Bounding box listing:
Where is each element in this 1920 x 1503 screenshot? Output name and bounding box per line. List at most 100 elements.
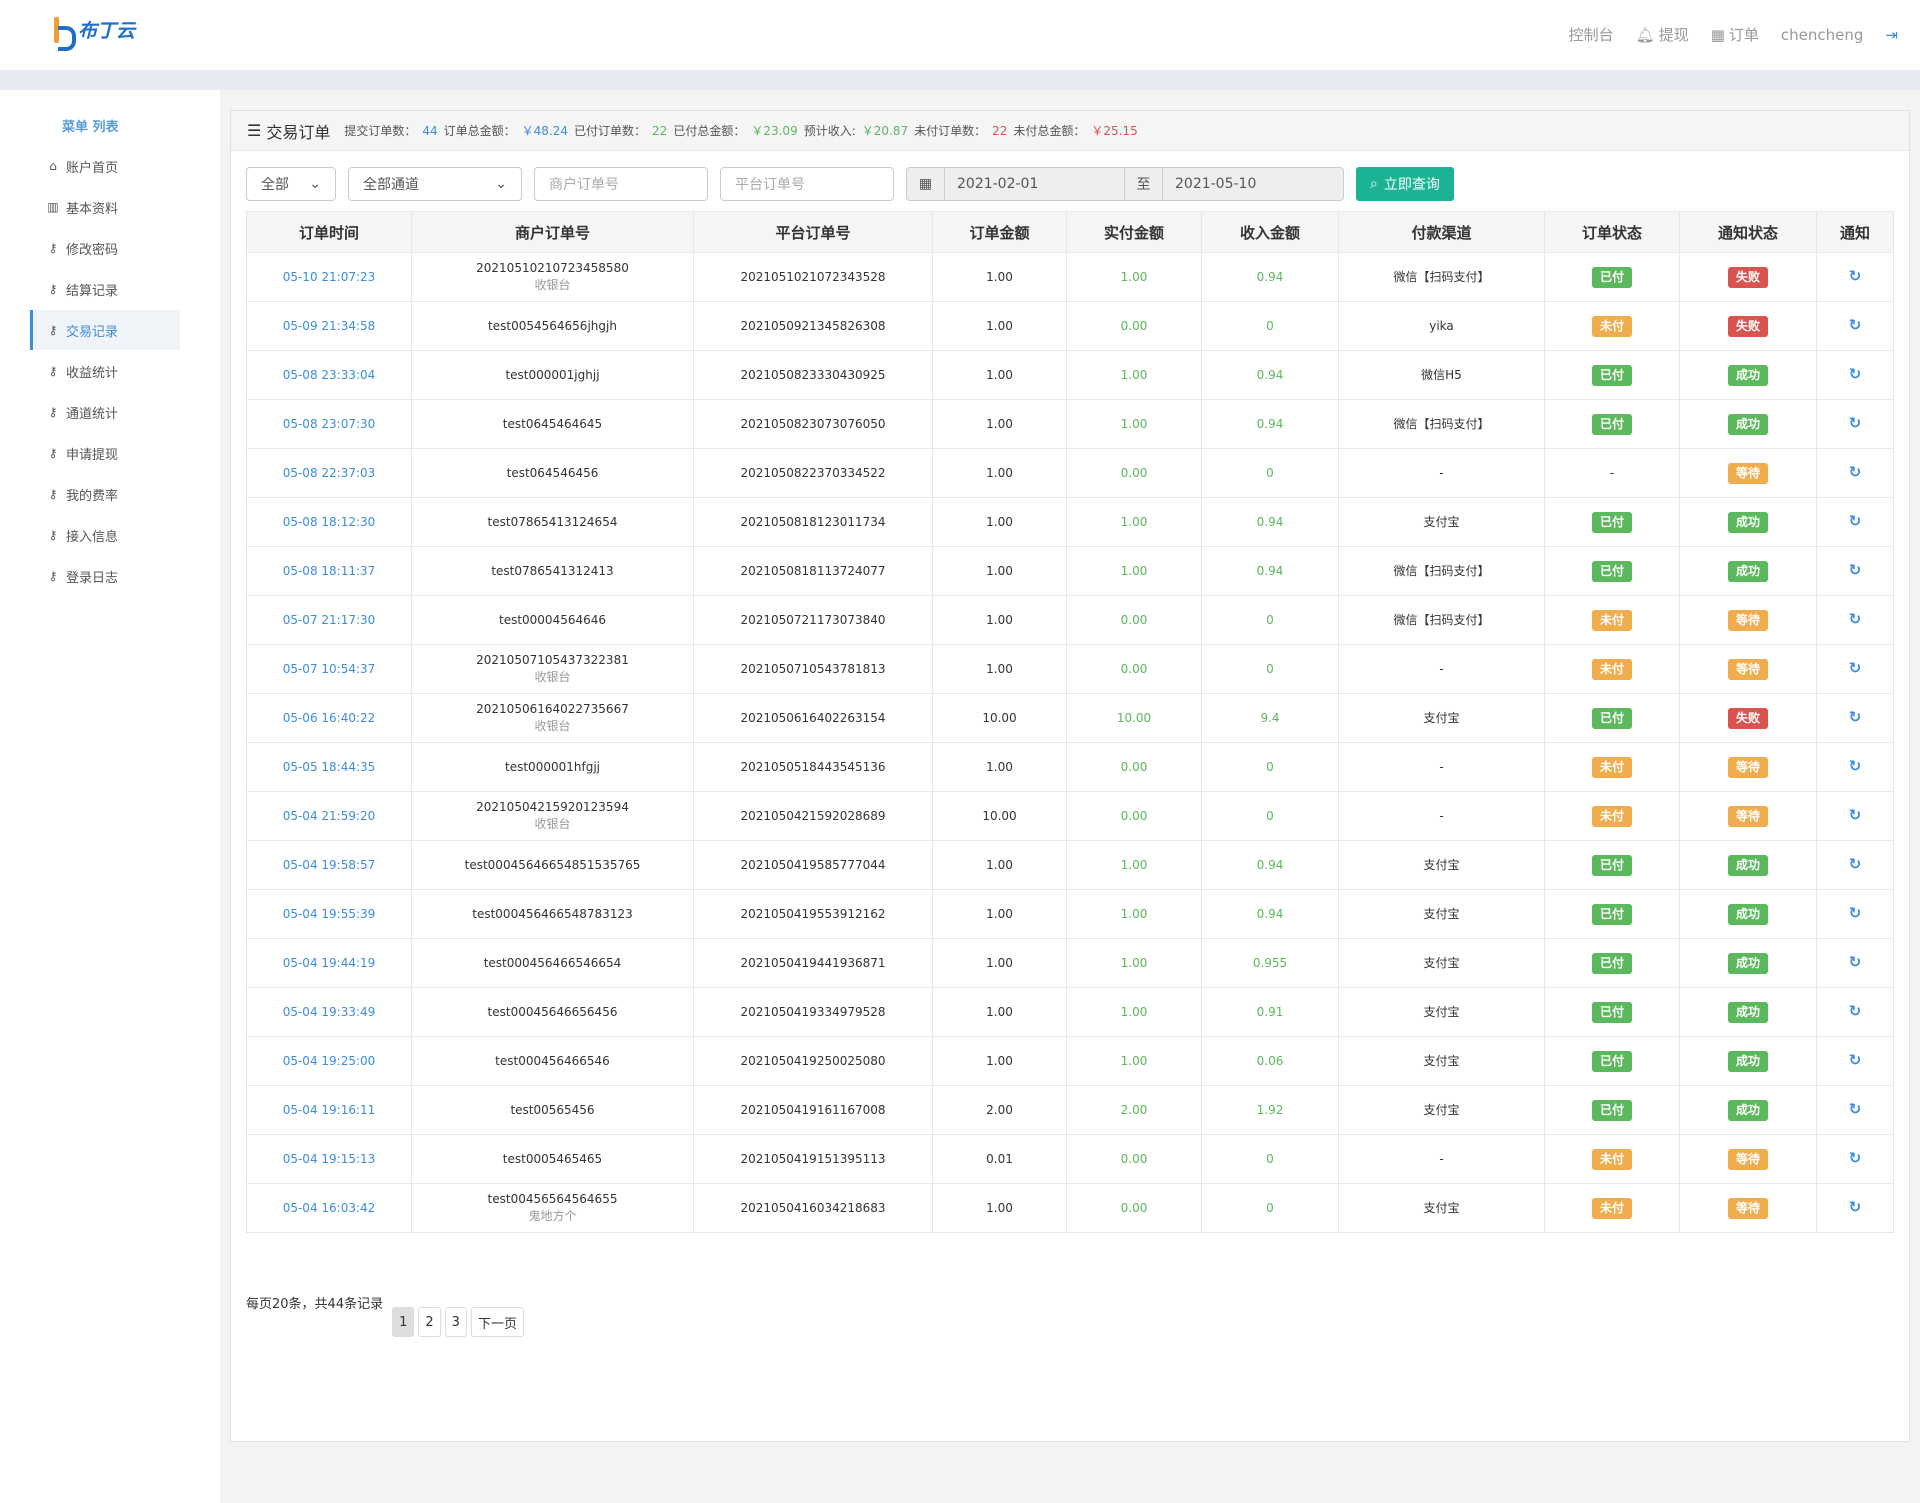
nav-withdraw[interactable]: 🔔︎ 提现 [1636, 24, 1689, 45]
refresh-icon[interactable]: ↻ [1848, 414, 1862, 432]
page-button[interactable]: 3 [444, 1307, 467, 1337]
order-time[interactable]: 05-08 23:33:04 [246, 350, 412, 400]
order-time[interactable]: 05-04 19:55:39 [246, 889, 412, 939]
sidebar-item[interactable]: ⚷ 收益统计 [30, 351, 180, 391]
stat-label: 未付订单数： [914, 124, 987, 138]
order-time[interactable]: 05-04 21:59:20 [246, 791, 412, 841]
order-time[interactable]: 05-07 21:17:30 [246, 595, 412, 645]
sidebar-item[interactable]: ⚷ 申请提现 [30, 433, 180, 473]
sidebar-item[interactable]: ⚷ 接入信息 [30, 515, 180, 555]
key-icon: ⚷ [48, 241, 58, 255]
next-page-button[interactable]: 下一页 [470, 1307, 524, 1337]
refresh-icon[interactable]: ↻ [1848, 1051, 1862, 1069]
platform-order-input[interactable]: 平台订单号 [720, 167, 894, 201]
nav-user[interactable]: chencheng [1781, 24, 1864, 45]
sidebar-item[interactable]: ⚷ 通道统计 [30, 392, 180, 432]
paid-amount: 1.00 [1066, 1036, 1202, 1086]
refresh-icon[interactable]: ↻ [1848, 757, 1862, 775]
stat-unpaid-total: ￥25.15 [1091, 124, 1138, 138]
order-time[interactable]: 05-06 16:40:22 [246, 693, 412, 743]
order-time[interactable]: 05-09 21:34:58 [246, 301, 412, 351]
order-amount: 10.00 [932, 693, 1067, 743]
refresh-icon[interactable]: ↻ [1848, 1149, 1862, 1167]
refresh-icon[interactable]: ↻ [1848, 463, 1862, 481]
page-button[interactable]: 2 [418, 1307, 441, 1337]
refresh-icon[interactable]: ↻ [1848, 512, 1862, 530]
refresh-icon[interactable]: ↻ [1848, 953, 1862, 971]
date-to-input[interactable]: 2021-05-10 [1175, 176, 1257, 192]
income-amount: 0.94 [1201, 497, 1339, 547]
order-time[interactable]: 05-04 19:16:11 [246, 1085, 412, 1135]
order-amount: 1.00 [932, 742, 1067, 792]
order-time[interactable]: 05-08 22:37:03 [246, 448, 412, 498]
notify-cell: ↻ [1816, 938, 1894, 988]
refresh-icon[interactable]: ↻ [1848, 610, 1862, 628]
order-status-cell: 已付 [1544, 546, 1680, 596]
status-select[interactable]: 全部 ⌄ [246, 167, 336, 201]
refresh-icon[interactable]: ↻ [1848, 1100, 1862, 1118]
refresh-icon[interactable]: ↻ [1848, 659, 1862, 677]
refresh-icon[interactable]: ↻ [1848, 855, 1862, 873]
order-time[interactable]: 05-10 21:07:23 [246, 252, 412, 302]
order-time[interactable]: 05-07 10:54:37 [246, 644, 412, 694]
refresh-icon[interactable]: ↻ [1848, 1198, 1862, 1216]
notify-cell: ↻ [1816, 252, 1894, 302]
pay-channel: - [1338, 742, 1545, 792]
order-time[interactable]: 05-04 19:25:00 [246, 1036, 412, 1086]
pagination: 每页20条，共44条记录 1 2 3 下一页 [246, 1279, 524, 1337]
search-button[interactable]: ⌕ 立即查询 [1356, 167, 1454, 201]
username: chencheng [1780, 25, 1864, 44]
refresh-icon[interactable]: ↻ [1848, 806, 1862, 824]
order-amount: 10.00 [932, 791, 1067, 841]
logout-icon[interactable]: ⇥ [1885, 25, 1898, 44]
merchant-order-no: test0054564656jhgjh [488, 318, 617, 333]
order-time[interactable]: 05-04 19:33:49 [246, 987, 412, 1037]
page-button[interactable]: 1 [392, 1307, 415, 1337]
order-time[interactable]: 05-04 19:58:57 [246, 840, 412, 890]
channel-select[interactable]: 全部通道 ⌄ [348, 167, 522, 201]
notify-status-badge: 成功 [1728, 1099, 1768, 1121]
refresh-icon[interactable]: ↻ [1848, 561, 1862, 579]
nav-orders[interactable]: ▦ 订单 [1711, 24, 1759, 45]
refresh-icon[interactable]: ↻ [1848, 1002, 1862, 1020]
order-time[interactable]: 05-04 19:44:19 [246, 938, 412, 988]
order-status-badge: 已付 [1592, 903, 1632, 925]
order-time[interactable]: 05-08 18:11:37 [246, 546, 412, 596]
sidebar-item[interactable]: ⚷ 修改密码 [30, 228, 180, 268]
sidebar-item[interactable]: ⌂ 账户首页 [30, 146, 180, 186]
panel-title: 交易订单 [266, 122, 331, 142]
order-time[interactable]: 05-05 18:44:35 [246, 742, 412, 792]
sidebar-item-label: 修改密码 [66, 242, 119, 258]
sidebar-item[interactable]: ⚷ 结算记录 [30, 269, 180, 309]
paid-amount: 0.00 [1066, 301, 1202, 351]
paid-amount: 1.00 [1066, 889, 1202, 939]
refresh-icon[interactable]: ↻ [1848, 904, 1862, 922]
merchant-order-cell: 20210507105437322381 收银台 [411, 644, 694, 694]
refresh-icon[interactable]: ↻ [1848, 708, 1862, 726]
refresh-icon[interactable]: ↻ [1848, 267, 1862, 285]
merchant-order-no: test00045646656456 [487, 1004, 618, 1019]
refresh-icon[interactable]: ↻ [1848, 365, 1862, 383]
date-from-input[interactable]: 2021-02-01 [945, 168, 1125, 200]
sidebar-item[interactable]: ▥ 基本资料 [30, 187, 180, 227]
order-time[interactable]: 05-04 19:15:13 [246, 1134, 412, 1184]
pay-channel: 支付宝 [1338, 1183, 1545, 1233]
pay-channel: 支付宝 [1338, 840, 1545, 890]
merchant-order-input[interactable]: 商户订单号 [534, 167, 708, 201]
sidebar-item-label: 我的费率 [66, 488, 119, 504]
brand-logo[interactable]: 布丁云 [52, 16, 135, 51]
sidebar-item[interactable]: ⚷ 交易记录 [30, 310, 180, 350]
order-time[interactable]: 05-04 16:03:42 [246, 1183, 412, 1233]
notify-status-cell: 等待 [1679, 742, 1817, 792]
notify-cell: ↻ [1816, 889, 1894, 939]
sidebar-item[interactable]: ⚷ 我的费率 [30, 474, 180, 514]
sidebar-item[interactable]: ⚷ 登录日志 [30, 556, 180, 596]
refresh-icon[interactable]: ↻ [1848, 316, 1862, 334]
placeholder: 商户订单号 [549, 177, 619, 193]
nav-dashboard[interactable]: 控制台 [1569, 24, 1614, 45]
order-time[interactable]: 05-08 23:07:30 [246, 399, 412, 449]
platform-order-no: 2021050710543781813 [693, 644, 933, 694]
order-time[interactable]: 05-08 18:12:30 [246, 497, 412, 547]
order-status-badge: 已付 [1592, 1050, 1632, 1072]
table-row: 05-04 21:59:20 20210504215920123594 收银台 2… [246, 791, 1894, 841]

### Given problem
Rewrite every line of the listing above as a numbered list, skipping blank lines. Leave the pictures out of your answer.

### Worked answer
1. Where is each element in this 1920 x 1503 screenshot? Output name and bounding box per line. List at most 100 elements.
2. nav-withdraw[interactable]: 🔔︎ 提现 [1636, 24, 1689, 45]
3. refresh-icon[interactable]: ↻ [1848, 414, 1862, 432]
4. page-button[interactable]: 3 [444, 1307, 467, 1337]
5. order-time[interactable]: 05-08 23:33:04 [246, 350, 412, 400]
6. order-time[interactable]: 05-04 19:55:39 [246, 889, 412, 939]
7. sidebar-item[interactable]: ⚷ 收益统计 [30, 351, 180, 391]
8. stat-label: 未付订单数： [914, 124, 987, 138]
9. order-time[interactable]: 05-04 21:59:20 [246, 791, 412, 841]
10. order-time[interactable]: 05-07 21:17:30 [246, 595, 412, 645]
11. sidebar-item[interactable]: ⚷ 申请提现 [30, 433, 180, 473]
12. sidebar-item[interactable]: ⚷ 接入信息 [30, 515, 180, 555]
13. key-icon: ⚷ [48, 241, 58, 255]
14. next-page-button[interactable]: 下一页 [470, 1307, 524, 1337]
15. refresh-icon[interactable]: ↻ [1848, 1051, 1862, 1069]
16. platform-order-input[interactable]: 平台订单号 [720, 167, 894, 201]
17. nav-user[interactable]: chencheng [1781, 24, 1864, 45]
18. sidebar-item[interactable]: ⚷ 通道统计 [30, 392, 180, 432]
19. paid-amount: 1.00 [1066, 1036, 1202, 1086]
20. refresh-icon[interactable]: ↻ [1848, 757, 1862, 775]
21. stat-unpaid-total: ￥25.15 [1091, 124, 1138, 138]
22. order-time[interactable]: 05-06 16:40:22 [246, 693, 412, 743]
23. order-time[interactable]: 05-09 21:34:58 [246, 301, 412, 351]
24. order-amount: 10.00 [932, 693, 1067, 743]
25. refresh-icon[interactable]: ↻ [1848, 1149, 1862, 1167]
26. refresh-icon[interactable]: ↻ [1848, 463, 1862, 481]
27. page-button[interactable]: 2 [418, 1307, 441, 1337]
28. refresh-icon[interactable]: ↻ [1848, 512, 1862, 530]
29. refresh-icon[interactable]: ↻ [1848, 953, 1862, 971]
30. date-to-input[interactable]: 2021-05-10 [1175, 176, 1257, 192]
31. income-amount: 0.94 [1201, 497, 1339, 547]
32. order-time[interactable]: 05-04 19:16:11 [246, 1085, 412, 1135]
33. order-amount: 1.00 [932, 742, 1067, 792]
34. order-time[interactable]: 05-08 22:37:03 [246, 448, 412, 498]
35. notify-cell: ↻ [1816, 938, 1894, 988]
36. refresh-icon[interactable]: ↻ [1848, 610, 1862, 628]
37. order-status-cell: 已付 [1544, 546, 1680, 596]
38. status-select[interactable]: 全部 ⌄ [246, 167, 336, 201]
39. refresh-icon[interactable]: ↻ [1848, 1100, 1862, 1118]
40. refresh-icon[interactable]: ↻ [1848, 659, 1862, 677]
41. refresh-icon[interactable]: ↻ [1848, 855, 1862, 873]
42. order-time[interactable]: 05-10 21:07:23 [246, 252, 412, 302]
43. order-time[interactable]: 05-07 10:54:37 [246, 644, 412, 694]
44. refresh-icon[interactable]: ↻ [1848, 1198, 1862, 1216]
45. notify-cell: ↻ [1816, 252, 1894, 302]
46. pay-channel: - [1338, 742, 1545, 792]
47. order-time[interactable]: 05-04 19:25:00 [246, 1036, 412, 1086]
48. pagination: 每页20条，共44条记录 1 2 3 下一页 [246, 1279, 524, 1337]
49. search-button[interactable]: ⌕ 立即查询 [1356, 167, 1454, 201]
50. username: chencheng [1780, 25, 1864, 44]
51. refresh-icon[interactable]: ↻ [1848, 806, 1862, 824]
52. order-amount: 10.00 [932, 791, 1067, 841]
53. logout-icon[interactable]: ⇥ [1885, 25, 1898, 44]
54. merchant-order-no: test0054564656jhgjh [488, 318, 617, 333]
55. order-time[interactable]: 05-04 19:33:49 [246, 987, 412, 1037]
56. page-button[interactable]: 1 [392, 1307, 415, 1337]
57. order-time[interactable]: 05-04 19:58:57 [246, 840, 412, 890]
58. channel-select[interactable]: 全部通道 ⌄ [348, 167, 522, 201]
59. notify-status-badge: 成功 [1728, 1099, 1768, 1121]
60. refresh-icon[interactable]: ↻ [1848, 561, 1862, 579]
61. nav-orders[interactable]: ▦ 订单 [1711, 24, 1759, 45]
62. refresh-icon[interactable]: ↻ [1848, 1002, 1862, 1020]
63. order-time[interactable]: 05-04 19:44:19 [246, 938, 412, 988]
64. order-status-badge: 已付 [1592, 903, 1632, 925]
65. order-time[interactable]: 05-08 18:11:37 [246, 546, 412, 596]
66. sidebar-item[interactable]: ⚷ 修改密码 [30, 228, 180, 268]
67. sidebar-item[interactable]: ⌂ 账户首页 [30, 146, 180, 186]
68. panel-title: 交易订单 [266, 122, 331, 142]
69. order-time[interactable]: 05-05 18:44:35 [246, 742, 412, 792]
70. sidebar-item-label: 修改密码 [66, 242, 119, 258]
71. sidebar-item[interactable]: ⚷ 结算记录 [30, 269, 180, 309]
72. paid-amount: 0.00 [1066, 301, 1202, 351]
73. paid-amount: 1.00 [1066, 889, 1202, 939]
74. refresh-icon[interactable]: ↻ [1848, 904, 1862, 922]
75. merchant-order-cell: 20210507105437322381 收银台 [411, 644, 694, 694]
76. refresh-icon[interactable]: ↻ [1848, 708, 1862, 726]
77. refresh-icon[interactable]: ↻ [1848, 267, 1862, 285]
78. merchant-order-no: test00045646656456 [487, 1004, 618, 1019]
79. refresh-icon[interactable]: ↻ [1848, 365, 1862, 383]
80. date-from-input[interactable]: 2021-02-01 [945, 168, 1125, 200]
81. sidebar-item[interactable]: ▥ 基本资料 [30, 187, 180, 227]
82. order-time[interactable]: 05-04 19:15:13 [246, 1134, 412, 1184]
83. pay-channel: 支付宝 [1338, 1183, 1545, 1233]
84. pay-channel: 支付宝 [1338, 840, 1545, 890]
85. merchant-order-input[interactable]: 商户订单号 [534, 167, 708, 201]
86. sidebar-item-label: 我的费率 [66, 488, 119, 504]
87. brand-logo[interactable]: 布丁云 [52, 16, 135, 51]
88. sidebar-item[interactable]: ⚷ 交易记录 [30, 310, 180, 350]
89. order-time[interactable]: 05-04 16:03:42 [246, 1183, 412, 1233]
90. notify-status-cell: 等待 [1679, 742, 1817, 792]
91. notify-cell: ↻ [1816, 889, 1894, 939]
92. sidebar-item[interactable]: ⚷ 我的费率 [30, 474, 180, 514]
93. sidebar-item[interactable]: ⚷ 登录日志 [30, 556, 180, 596]
94. refresh-icon[interactable]: ↻ [1848, 316, 1862, 334]
95. placeholder: 商户订单号 [549, 177, 619, 193]
96. nav-dashboard[interactable]: 控制台 [1569, 24, 1614, 45]
97. order-time[interactable]: 05-08 23:07:30 [246, 399, 412, 449]
98. platform-order-no: 2021050710543781813 [693, 644, 933, 694]
99. order-time[interactable]: 05-08 18:12:30 [246, 497, 412, 547]
100. order-status-badge: 已付 [1592, 1050, 1632, 1072]
101. table-row: 05-04 21:59:20 20210504215920123594 收银台 2… [246, 791, 1894, 841]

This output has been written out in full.